Exercise details - Can you convert every line of each listing below into a JSON list of strings, one string per line, with blank lines dropped? Leave the pictures out of the answer.

[Dataset records]
>> START
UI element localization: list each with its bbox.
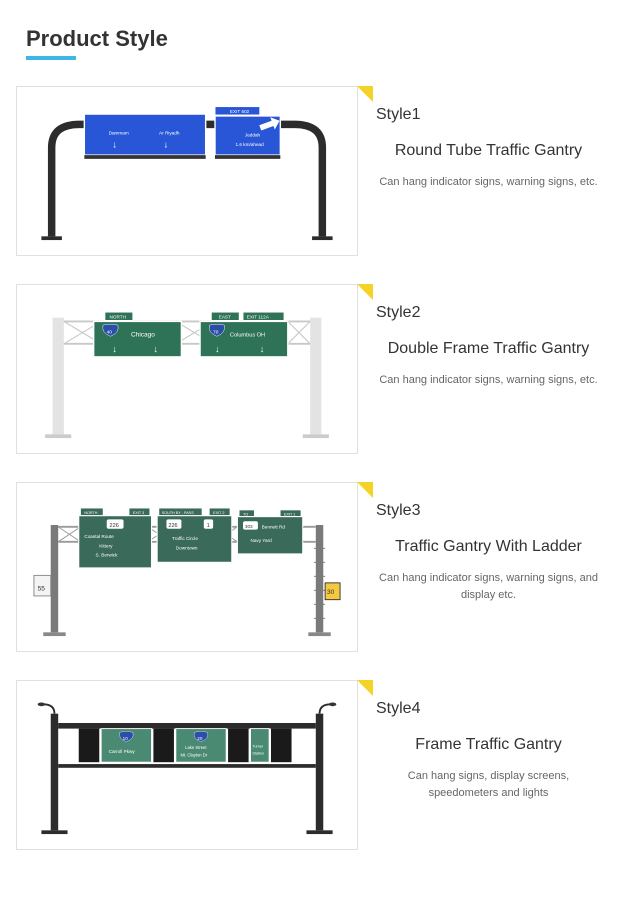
svg-text:20: 20 xyxy=(197,736,203,741)
svg-text:↓: ↓ xyxy=(112,344,117,354)
svg-text:S. Berwick: S. Berwick xyxy=(96,553,119,558)
style-caption: Can hang indicator signs, warning signs,… xyxy=(376,570,601,603)
svg-text:30: 30 xyxy=(327,589,335,596)
svg-text:EAST: EAST xyxy=(219,315,231,320)
style-caption: Can hang signs, display screens, speedom… xyxy=(376,768,601,801)
svg-text:Traffic Circle: Traffic Circle xyxy=(172,536,198,541)
svg-text:↓: ↓ xyxy=(215,344,220,354)
svg-text:226: 226 xyxy=(168,523,177,529)
accent-triangle-icon xyxy=(357,86,373,102)
title-underline xyxy=(26,56,76,60)
section-title: Product Style xyxy=(26,26,609,52)
svg-text:Turner: Turner xyxy=(252,744,264,748)
svg-text:EXIT 2: EXIT 2 xyxy=(213,511,224,515)
svg-text:1.6 km/ahead: 1.6 km/ahead xyxy=(236,142,265,147)
style-name: Double Frame Traffic Gantry xyxy=(376,340,601,358)
svg-text:↓: ↓ xyxy=(153,344,158,354)
svg-text:NORTH: NORTH xyxy=(110,315,126,320)
style-label: Style2 xyxy=(376,304,601,322)
svg-text:303: 303 xyxy=(245,524,253,529)
svg-text:EXIT 3: EXIT 3 xyxy=(133,511,144,515)
svg-text:40: 40 xyxy=(107,330,113,335)
svg-text:NORTH: NORTH xyxy=(84,511,97,515)
style-name: Round Tube Traffic Gantry xyxy=(376,142,601,160)
svg-text:Columbus OH: Columbus OH xyxy=(230,332,265,338)
style-caption: Can hang indicator signs, warning signs,… xyxy=(376,174,601,191)
svg-text:Mt. Clayton Dr: Mt. Clayton Dr xyxy=(180,753,207,758)
style-label: Style3 xyxy=(376,502,601,520)
svg-text:226: 226 xyxy=(110,523,119,529)
svg-text:Bennett Rd: Bennett Rd xyxy=(262,525,286,530)
svg-text:70: 70 xyxy=(213,330,219,335)
svg-text:10: 10 xyxy=(123,736,129,741)
accent-triangle-icon xyxy=(357,482,373,498)
style-label: Style1 xyxy=(376,106,601,124)
product-row-style2: NORTH 40 Chicago ↓ ↓ EAST EXIT 112A 70 C… xyxy=(16,284,609,454)
product-row-style3: NORTH EXIT 3 226 Coastal Route Kittery S… xyxy=(16,482,609,652)
svg-text:↓: ↓ xyxy=(164,140,169,150)
accent-triangle-icon xyxy=(357,680,373,696)
svg-text:Downtown: Downtown xyxy=(176,545,198,550)
svg-text:Coastal Route: Coastal Route xyxy=(84,534,114,539)
svg-text:Jeddah: Jeddah xyxy=(245,132,261,137)
svg-text:Station: Station xyxy=(252,752,264,756)
svg-text:Dammam: Dammam xyxy=(109,131,129,136)
svg-text:1: 1 xyxy=(207,523,210,529)
svg-text:Ar Riyadh: Ar Riyadh xyxy=(159,131,180,136)
product-image-style1: Dammam Ar Riyadh ↓ ↓ EXIT 502 Jeddah 1.6… xyxy=(16,86,358,256)
product-desc-style2: Style2 Double Frame Traffic Gantry Can h… xyxy=(358,284,609,454)
round-tube-gantry-icon: Dammam Ar Riyadh ↓ ↓ EXIT 502 Jeddah 1.6… xyxy=(27,101,347,241)
style-label: Style4 xyxy=(376,700,601,718)
svg-text:SOUTH BY - PASS: SOUTH BY - PASS xyxy=(162,511,194,515)
double-frame-gantry-icon: NORTH 40 Chicago ↓ ↓ EAST EXIT 112A 70 C… xyxy=(27,299,347,439)
product-row-style1: Dammam Ar Riyadh ↓ ↓ EXIT 502 Jeddah 1.6… xyxy=(16,86,609,256)
product-row-style4: 10 Carroll Pkwy 20 Lake Street Mt. Clayt… xyxy=(16,680,609,850)
product-desc-style1: Style1 Round Tube Traffic Gantry Can han… xyxy=(358,86,609,256)
product-image-style4: 10 Carroll Pkwy 20 Lake Street Mt. Clayt… xyxy=(16,680,358,850)
svg-text:Navy Yard: Navy Yard xyxy=(250,538,272,543)
product-desc-style3: Style3 Traffic Gantry With Ladder Can ha… xyxy=(358,482,609,652)
style-name: Frame Traffic Gantry xyxy=(376,736,601,754)
ladder-gantry-icon: NORTH EXIT 3 226 Coastal Route Kittery S… xyxy=(27,497,347,637)
svg-text:Kittery: Kittery xyxy=(99,543,113,548)
style-name: Traffic Gantry With Ladder xyxy=(376,538,601,556)
accent-triangle-icon xyxy=(357,284,373,300)
svg-text:55: 55 xyxy=(38,585,46,592)
style-caption: Can hang indicator signs, warning signs,… xyxy=(376,372,601,389)
svg-text:Carroll Pkwy: Carroll Pkwy xyxy=(109,749,136,754)
product-image-style2: NORTH 40 Chicago ↓ ↓ EAST EXIT 112A 70 C… xyxy=(16,284,358,454)
svg-text:↓: ↓ xyxy=(112,140,117,150)
product-desc-style4: Style4 Frame Traffic Gantry Can hang sig… xyxy=(358,680,609,850)
frame-gantry-icon: 10 Carroll Pkwy 20 Lake Street Mt. Clayt… xyxy=(27,695,347,835)
svg-text:Chicago: Chicago xyxy=(131,331,155,338)
svg-text:EXIT 112A: EXIT 112A xyxy=(247,315,270,320)
product-image-style3: NORTH EXIT 3 226 Coastal Route Kittery S… xyxy=(16,482,358,652)
svg-text:Lake Street: Lake Street xyxy=(185,745,207,750)
svg-text:EXIT 502: EXIT 502 xyxy=(230,109,250,114)
svg-text:↓: ↓ xyxy=(260,344,265,354)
>> END
Final answer -
[
  "UI element localization: list each with its bbox.",
  "svg-text:20: 20 xyxy=(197,736,203,741)",
  "svg-text:↓: ↓ xyxy=(112,344,117,354)",
  "svg-text:S. Berwick: S. Berwick xyxy=(96,553,119,558)",
  "style-caption: Can hang indicator signs, warning signs,… xyxy=(376,570,601,603)",
  "svg-text:30: 30 xyxy=(327,589,335,596)",
  "svg-text:EAST: EAST xyxy=(219,315,231,320)",
  "style-caption: Can hang signs, display screens, speedom… xyxy=(376,768,601,801)",
  "svg-text:Traffic Circle: Traffic Circle xyxy=(172,536,198,541)",
  "svg-text:↓: ↓ xyxy=(215,344,220,354)",
  "svg-text:226: 226 xyxy=(168,523,177,529)",
  "accent-triangle-icon xyxy=(357,86,373,102)",
  "title-underline xyxy=(26,56,76,60)",
  "section-title: Product Style xyxy=(26,26,609,52)",
  "svg-text:Turner: Turner xyxy=(252,744,264,748)",
  "svg-text:EXIT 2: EXIT 2 xyxy=(213,511,224,515)",
  "svg-text:1.6 km/ahead: 1.6 km/ahead xyxy=(236,142,265,147)",
  "style-name: Double Frame Traffic Gantry xyxy=(376,340,601,358)",
  "svg-text:↓: ↓ xyxy=(153,344,158,354)",
  "svg-text:NORTH: NORTH xyxy=(110,315,126,320)",
  "style-label: Style2 xyxy=(376,304,601,322)",
  "svg-text:303: 303 xyxy=(245,524,253,529)",
  "svg-text:EXIT 3: EXIT 3 xyxy=(133,511,144,515)",
  "svg-text:40: 40 xyxy=(107,330,113,335)",
  "svg-text:NORTH: NORTH xyxy=(84,511,97,515)",
  "style-name: Round Tube Traffic Gantry xyxy=(376,142,601,160)",
  "svg-text:Columbus OH: Columbus OH xyxy=(230,332,265,338)",
  "style-caption: Can hang indicator signs, warning signs,… xyxy=(376,174,601,191)",
  "svg-text:Mt. Clayton Dr: Mt. Clayton Dr xyxy=(180,753,207,758)",
  "style-label: Style3 xyxy=(376,502,601,520)",
  "svg-text:226: 226 xyxy=(110,523,119,529)",
  "svg-text:Bennett Rd: Bennett Rd xyxy=(262,525,286,530)",
  "svg-text:70: 70 xyxy=(213,330,219,335)",
  "svg-text:10: 10 xyxy=(123,736,129,741)",
  "accent-triangle-icon xyxy=(357,482,373,498)",
  "style-label: Style1 xyxy=(376,106,601,124)",
  "product-row-style2: NORTH 40 Chicago ↓ ↓ EAST EXIT 112A 70 C… xyxy=(16,284,609,454)",
  "product-row-style3: NORTH EXIT 3 226 Coastal Route Kittery S… xyxy=(16,482,609,652)",
  "svg-text:↓: ↓ xyxy=(164,140,169,150)",
  "accent-triangle-icon xyxy=(357,680,373,696)",
  "svg-text:Downtown: Downtown xyxy=(176,545,198,550)",
  "svg-text:Coastal Route: Coastal Route xyxy=(84,534,114,539)",
  "svg-text:Jeddah: Jeddah xyxy=(245,132,261,137)",
  "svg-text:Station: Station xyxy=(252,752,264,756)",
  "svg-text:Dammam: Dammam xyxy=(109,131,129,136)",
  "svg-text:1: 1 xyxy=(207,523,210,529)",
  "svg-text:Ar Riyadh: Ar Riyadh xyxy=(159,131,180,136)",
  "product-image-style1: Dammam Ar Riyadh ↓ ↓ EXIT 502 Jeddah 1.6… xyxy=(16,86,358,256)",
  "product-desc-style2: Style2 Double Frame Traffic Gantry Can h… xyxy=(358,284,609,454)",
  "round-tube-gantry-icon: Dammam Ar Riyadh ↓ ↓ EXIT 502 Jeddah 1.6… xyxy=(27,101,347,241)",
  "style-label: Style4 xyxy=(376,700,601,718)",
  "svg-text:SOUTH BY - PASS: SOUTH BY - PASS xyxy=(162,511,194,515)",
  "double-frame-gantry-icon: NORTH 40 Chicago ↓ ↓ EAST EXIT 112A 70 C… xyxy=(27,299,347,439)",
  "product-row-style1: Dammam Ar Riyadh ↓ ↓ EXIT 502 Jeddah 1.6… xyxy=(16,86,609,256)",
  "product-row-style4: 10 Carroll Pkwy 20 Lake Street Mt. Clayt… xyxy=(16,680,609,850)",
  "product-desc-style1: Style1 Round Tube Traffic Gantry Can han… xyxy=(358,86,609,256)",
  "product-image-style4: 10 Carroll Pkwy 20 Lake Street Mt. Clayt… xyxy=(16,680,358,850)",
  "svg-text:Navy Yard: Navy Yard xyxy=(250,538,272,543)",
  "product-desc-style3: Style3 Traffic Gantry With Ladder Can ha… xyxy=(358,482,609,652)",
  "style-name: Frame Traffic Gantry xyxy=(376,736,601,754)",
  "ladder-gantry-icon: NORTH EXIT 3 226 Coastal Route Kittery S… xyxy=(27,497,347,637)",
  "svg-text:Kittery: Kittery xyxy=(99,543,113,548)",
  "style-name: Traffic Gantry With Ladder xyxy=(376,538,601,556)",
  "accent-triangle-icon xyxy=(357,284,373,300)",
  "svg-text:55: 55 xyxy=(38,585,46,592)",
  "style-caption: Can hang indicator signs, warning signs,… xyxy=(376,372,601,389)",
  "svg-text:Carroll Pkwy: Carroll Pkwy xyxy=(109,749,136,754)",
  "product-image-style2: NORTH 40 Chicago ↓ ↓ EAST EXIT 112A 70 C… xyxy=(16,284,358,454)",
  "svg-text:↓: ↓ xyxy=(112,140,117,150)",
  "product-desc-style4: Style4 Frame Traffic Gantry Can hang sig… xyxy=(358,680,609,850)",
  "frame-gantry-icon: 10 Carroll Pkwy 20 Lake Street Mt. Clayt… xyxy=(27,695,347,835)",
  "svg-text:Chicago: Chicago xyxy=(131,331,155,338)",
  "svg-text:EXIT 112A: EXIT 112A xyxy=(247,315,270,320)",
  "product-image-style3: NORTH EXIT 3 226 Coastal Route Kittery S… xyxy=(16,482,358,652)",
  "svg-text:Lake Street: Lake Street xyxy=(185,745,207,750)",
  "svg-text:EXIT 502: EXIT 502 xyxy=(230,109,250,114)",
  "svg-text:↓: ↓ xyxy=(260,344,265,354)"
]